▶ TASK TO COMPLETE
Below are some records; reproduce every one of them exactly.

▶ EXERCISE MATERIALS
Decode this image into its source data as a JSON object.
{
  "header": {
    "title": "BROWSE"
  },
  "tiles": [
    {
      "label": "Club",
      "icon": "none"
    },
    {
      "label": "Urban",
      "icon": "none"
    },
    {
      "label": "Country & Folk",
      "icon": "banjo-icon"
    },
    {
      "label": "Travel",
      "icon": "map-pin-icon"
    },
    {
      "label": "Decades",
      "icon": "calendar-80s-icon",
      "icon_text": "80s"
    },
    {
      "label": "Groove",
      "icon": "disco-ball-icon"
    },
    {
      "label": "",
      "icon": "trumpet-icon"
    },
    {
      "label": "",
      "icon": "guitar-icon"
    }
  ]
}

▶ TASK RESULT
Decode this image into its source data as a JSON object.
{
  "header": {
    "title": "BROWSE"
  },
  "tiles": [
    {
      "label": "Club",
      "icon": "none"
    },
    {
      "label": "Urban",
      "icon": "none"
    },
    {
      "label": "Country & Folk",
      "icon": "banjo-icon"
    },
    {
      "label": "Travel",
      "icon": "map-pin-icon"
    },
    {
      "label": "Decades",
      "icon": "calendar-80s-icon",
      "icon_text": "80s"
    },
    {
      "label": "Groove",
      "icon": "disco-ball-icon"
    },
    {
      "label": "",
      "icon": "trumpet-icon"
    },
    {
      "label": "",
      "icon": "guitar-icon"
    }
  ]
}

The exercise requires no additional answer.